[Stated goal] Find the word "What" in the data. Return every line where it appears.

## START Supplied records

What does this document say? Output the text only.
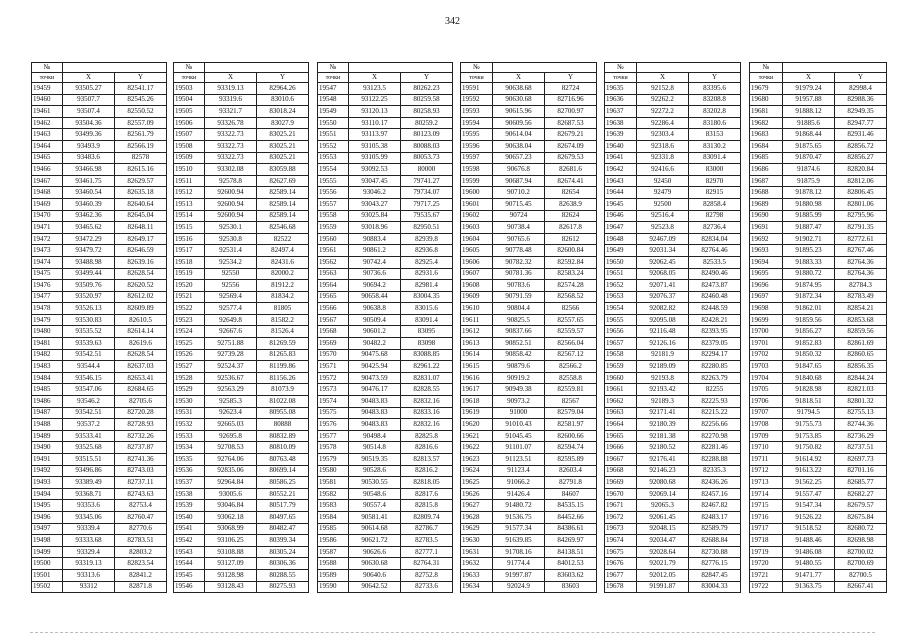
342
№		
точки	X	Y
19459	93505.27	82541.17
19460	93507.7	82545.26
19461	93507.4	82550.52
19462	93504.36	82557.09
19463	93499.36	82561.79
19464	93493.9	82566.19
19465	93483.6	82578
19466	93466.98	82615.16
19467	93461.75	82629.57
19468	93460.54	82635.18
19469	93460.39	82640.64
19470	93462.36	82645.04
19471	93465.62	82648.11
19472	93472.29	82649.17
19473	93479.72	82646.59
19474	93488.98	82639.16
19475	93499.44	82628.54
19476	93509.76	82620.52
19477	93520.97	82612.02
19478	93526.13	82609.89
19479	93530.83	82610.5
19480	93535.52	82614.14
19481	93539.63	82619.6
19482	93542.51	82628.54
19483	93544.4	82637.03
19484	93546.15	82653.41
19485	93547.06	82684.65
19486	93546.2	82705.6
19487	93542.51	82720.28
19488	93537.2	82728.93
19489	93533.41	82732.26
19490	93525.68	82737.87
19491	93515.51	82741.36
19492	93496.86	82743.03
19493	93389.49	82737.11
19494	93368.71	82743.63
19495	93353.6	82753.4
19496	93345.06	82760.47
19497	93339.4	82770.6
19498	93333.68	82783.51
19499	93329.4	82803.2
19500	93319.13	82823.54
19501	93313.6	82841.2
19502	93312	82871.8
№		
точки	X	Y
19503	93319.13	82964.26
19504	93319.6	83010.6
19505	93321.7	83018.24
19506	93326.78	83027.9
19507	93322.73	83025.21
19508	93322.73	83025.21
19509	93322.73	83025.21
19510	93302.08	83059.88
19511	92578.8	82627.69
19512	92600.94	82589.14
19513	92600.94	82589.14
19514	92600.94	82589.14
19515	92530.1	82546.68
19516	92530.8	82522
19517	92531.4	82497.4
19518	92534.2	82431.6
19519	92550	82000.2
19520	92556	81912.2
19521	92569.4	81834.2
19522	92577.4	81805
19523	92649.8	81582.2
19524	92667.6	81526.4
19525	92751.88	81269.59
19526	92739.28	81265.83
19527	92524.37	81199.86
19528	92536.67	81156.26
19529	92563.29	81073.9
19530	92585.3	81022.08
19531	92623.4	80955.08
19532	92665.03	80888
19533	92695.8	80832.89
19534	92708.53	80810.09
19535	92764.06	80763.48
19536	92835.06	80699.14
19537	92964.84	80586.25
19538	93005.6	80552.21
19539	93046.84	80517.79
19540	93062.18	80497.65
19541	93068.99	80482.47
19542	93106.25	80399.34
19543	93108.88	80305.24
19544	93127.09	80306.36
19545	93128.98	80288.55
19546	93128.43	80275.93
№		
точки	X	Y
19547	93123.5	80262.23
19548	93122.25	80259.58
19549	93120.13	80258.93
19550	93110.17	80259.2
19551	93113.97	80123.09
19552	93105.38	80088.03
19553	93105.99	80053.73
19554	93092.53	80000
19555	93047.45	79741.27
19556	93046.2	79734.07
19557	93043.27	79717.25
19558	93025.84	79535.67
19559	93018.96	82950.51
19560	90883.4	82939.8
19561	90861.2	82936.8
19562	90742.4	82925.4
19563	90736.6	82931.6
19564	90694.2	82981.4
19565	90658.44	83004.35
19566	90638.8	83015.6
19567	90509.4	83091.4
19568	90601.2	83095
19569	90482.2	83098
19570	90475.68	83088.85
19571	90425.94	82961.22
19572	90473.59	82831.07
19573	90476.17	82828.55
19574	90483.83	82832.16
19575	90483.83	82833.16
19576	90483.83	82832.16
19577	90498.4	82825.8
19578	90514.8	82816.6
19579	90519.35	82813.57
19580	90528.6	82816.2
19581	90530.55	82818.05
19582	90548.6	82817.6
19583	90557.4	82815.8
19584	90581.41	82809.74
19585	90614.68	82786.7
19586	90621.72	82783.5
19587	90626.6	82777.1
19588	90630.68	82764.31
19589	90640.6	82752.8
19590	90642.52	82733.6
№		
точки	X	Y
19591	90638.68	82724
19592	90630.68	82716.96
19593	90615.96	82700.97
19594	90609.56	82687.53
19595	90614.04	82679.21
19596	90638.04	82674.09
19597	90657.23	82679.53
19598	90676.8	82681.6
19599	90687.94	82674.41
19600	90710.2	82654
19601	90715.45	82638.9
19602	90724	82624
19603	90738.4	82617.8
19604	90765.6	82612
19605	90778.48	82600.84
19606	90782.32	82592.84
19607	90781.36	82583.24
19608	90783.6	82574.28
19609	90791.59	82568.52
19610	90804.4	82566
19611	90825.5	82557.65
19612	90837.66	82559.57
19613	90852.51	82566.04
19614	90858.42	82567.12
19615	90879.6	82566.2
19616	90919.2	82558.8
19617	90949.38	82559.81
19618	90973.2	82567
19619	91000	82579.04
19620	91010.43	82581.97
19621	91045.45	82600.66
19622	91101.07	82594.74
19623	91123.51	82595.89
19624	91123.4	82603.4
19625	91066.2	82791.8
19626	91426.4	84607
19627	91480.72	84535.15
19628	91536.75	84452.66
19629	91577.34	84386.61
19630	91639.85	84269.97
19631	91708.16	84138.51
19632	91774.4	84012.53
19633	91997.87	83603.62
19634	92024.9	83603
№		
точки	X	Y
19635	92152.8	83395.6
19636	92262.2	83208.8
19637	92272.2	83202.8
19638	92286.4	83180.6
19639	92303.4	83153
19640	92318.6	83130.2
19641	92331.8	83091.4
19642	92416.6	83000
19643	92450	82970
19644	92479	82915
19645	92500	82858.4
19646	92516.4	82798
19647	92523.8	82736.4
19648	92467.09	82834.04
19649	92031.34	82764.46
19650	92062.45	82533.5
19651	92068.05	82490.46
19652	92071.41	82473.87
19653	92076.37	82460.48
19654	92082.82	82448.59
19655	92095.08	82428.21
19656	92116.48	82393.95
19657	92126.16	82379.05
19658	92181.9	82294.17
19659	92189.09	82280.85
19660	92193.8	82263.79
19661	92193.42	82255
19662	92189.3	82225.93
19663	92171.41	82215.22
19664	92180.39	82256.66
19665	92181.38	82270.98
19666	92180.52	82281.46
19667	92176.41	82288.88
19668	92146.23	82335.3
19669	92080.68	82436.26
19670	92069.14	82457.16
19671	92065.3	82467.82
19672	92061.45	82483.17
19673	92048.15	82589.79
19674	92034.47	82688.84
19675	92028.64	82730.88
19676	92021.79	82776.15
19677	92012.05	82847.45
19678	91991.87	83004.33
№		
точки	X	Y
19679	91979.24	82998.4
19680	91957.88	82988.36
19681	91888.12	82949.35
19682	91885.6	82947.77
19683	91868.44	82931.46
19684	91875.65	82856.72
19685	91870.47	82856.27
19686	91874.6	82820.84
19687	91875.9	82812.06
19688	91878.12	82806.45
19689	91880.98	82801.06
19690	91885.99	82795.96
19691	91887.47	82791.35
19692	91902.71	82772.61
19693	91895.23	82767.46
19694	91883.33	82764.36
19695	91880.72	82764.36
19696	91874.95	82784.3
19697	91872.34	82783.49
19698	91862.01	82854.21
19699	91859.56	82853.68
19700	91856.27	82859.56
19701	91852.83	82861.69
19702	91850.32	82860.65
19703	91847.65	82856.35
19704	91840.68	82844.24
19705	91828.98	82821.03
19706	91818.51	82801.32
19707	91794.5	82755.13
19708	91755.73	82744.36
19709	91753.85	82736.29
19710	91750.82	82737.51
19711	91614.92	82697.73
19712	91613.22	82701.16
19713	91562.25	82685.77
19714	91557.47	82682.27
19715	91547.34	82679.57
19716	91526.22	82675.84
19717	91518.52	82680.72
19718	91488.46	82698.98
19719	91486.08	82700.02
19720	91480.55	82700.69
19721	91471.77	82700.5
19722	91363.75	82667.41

## END Supplied records
## START Supplied records

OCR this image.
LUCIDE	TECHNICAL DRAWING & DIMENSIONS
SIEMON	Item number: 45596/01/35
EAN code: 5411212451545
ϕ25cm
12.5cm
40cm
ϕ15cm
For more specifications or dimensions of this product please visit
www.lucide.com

## END Supplied records
## START Supplied records

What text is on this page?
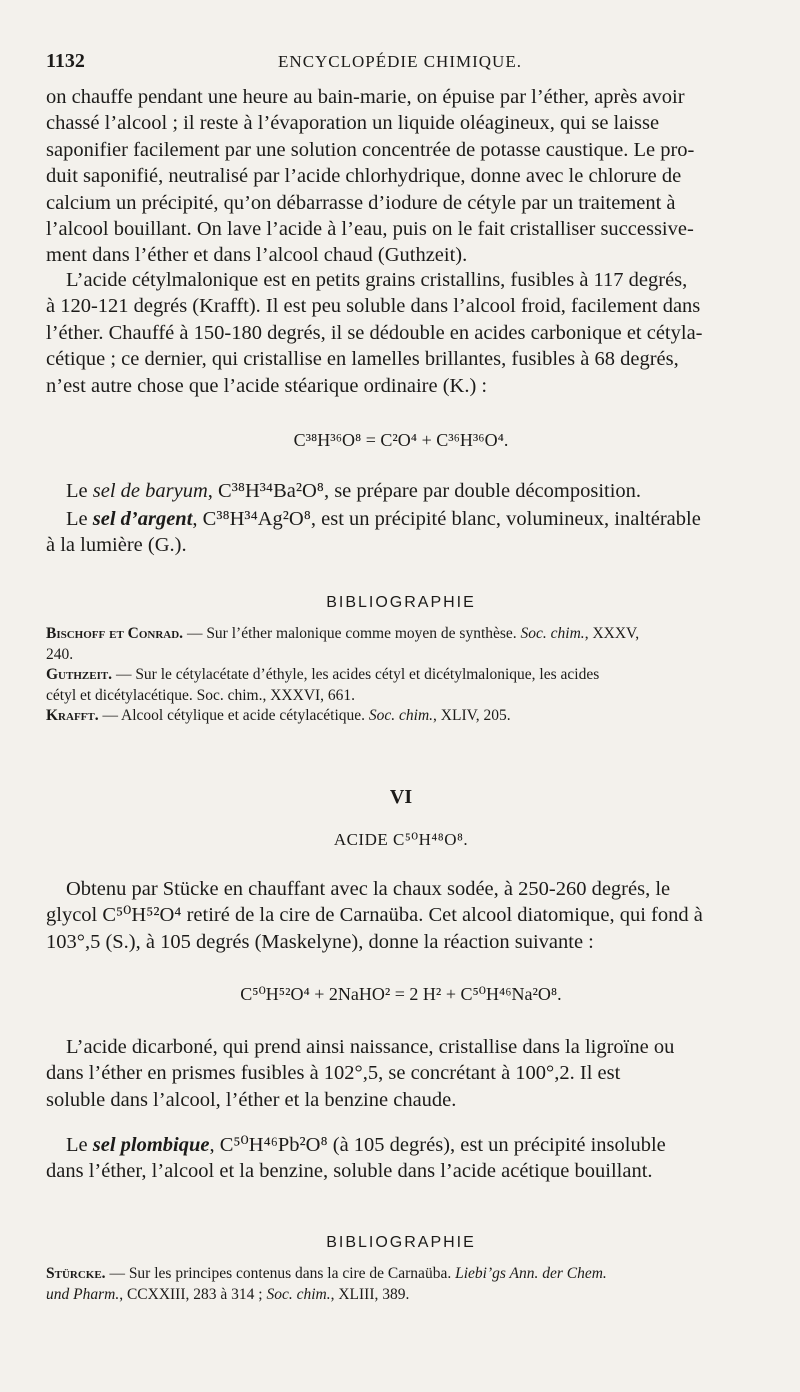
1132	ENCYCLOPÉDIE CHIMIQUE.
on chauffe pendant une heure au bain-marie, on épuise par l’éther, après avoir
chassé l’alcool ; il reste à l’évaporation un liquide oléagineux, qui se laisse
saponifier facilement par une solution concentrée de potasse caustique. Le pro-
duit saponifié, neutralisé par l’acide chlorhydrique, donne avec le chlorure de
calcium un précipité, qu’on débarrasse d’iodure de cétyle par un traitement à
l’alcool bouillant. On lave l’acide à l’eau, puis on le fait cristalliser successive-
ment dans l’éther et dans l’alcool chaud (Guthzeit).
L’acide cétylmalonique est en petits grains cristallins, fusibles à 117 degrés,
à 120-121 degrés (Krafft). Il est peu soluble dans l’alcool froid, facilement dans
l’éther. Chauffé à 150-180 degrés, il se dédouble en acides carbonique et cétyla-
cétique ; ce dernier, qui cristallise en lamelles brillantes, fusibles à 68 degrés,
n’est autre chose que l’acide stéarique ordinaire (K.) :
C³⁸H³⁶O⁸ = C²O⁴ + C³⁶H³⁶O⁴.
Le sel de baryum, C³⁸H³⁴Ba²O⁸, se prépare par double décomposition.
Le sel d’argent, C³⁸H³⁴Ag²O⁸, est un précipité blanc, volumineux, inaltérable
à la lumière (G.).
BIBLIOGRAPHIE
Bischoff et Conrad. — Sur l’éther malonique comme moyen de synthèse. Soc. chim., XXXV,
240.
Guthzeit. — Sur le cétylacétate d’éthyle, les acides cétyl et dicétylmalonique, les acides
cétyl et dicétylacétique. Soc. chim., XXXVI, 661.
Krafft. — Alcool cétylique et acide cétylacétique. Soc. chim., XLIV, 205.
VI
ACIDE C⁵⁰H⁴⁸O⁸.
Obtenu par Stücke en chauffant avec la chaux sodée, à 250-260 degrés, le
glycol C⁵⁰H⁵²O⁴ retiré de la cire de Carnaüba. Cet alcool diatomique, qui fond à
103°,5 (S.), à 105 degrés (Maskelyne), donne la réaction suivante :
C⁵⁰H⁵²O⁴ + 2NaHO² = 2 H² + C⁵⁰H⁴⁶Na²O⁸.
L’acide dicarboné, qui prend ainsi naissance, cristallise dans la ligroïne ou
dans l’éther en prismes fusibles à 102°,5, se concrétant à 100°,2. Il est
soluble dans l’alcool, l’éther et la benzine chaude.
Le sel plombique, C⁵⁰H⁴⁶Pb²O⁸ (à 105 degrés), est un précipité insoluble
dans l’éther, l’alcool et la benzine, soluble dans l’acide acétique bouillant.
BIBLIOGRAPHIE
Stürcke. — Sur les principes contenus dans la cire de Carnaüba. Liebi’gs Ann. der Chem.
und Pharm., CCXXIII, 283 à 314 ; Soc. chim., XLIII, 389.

## END Supplied records

[Solved exercise]
What does this document say? Output the text only.
What text is on this page?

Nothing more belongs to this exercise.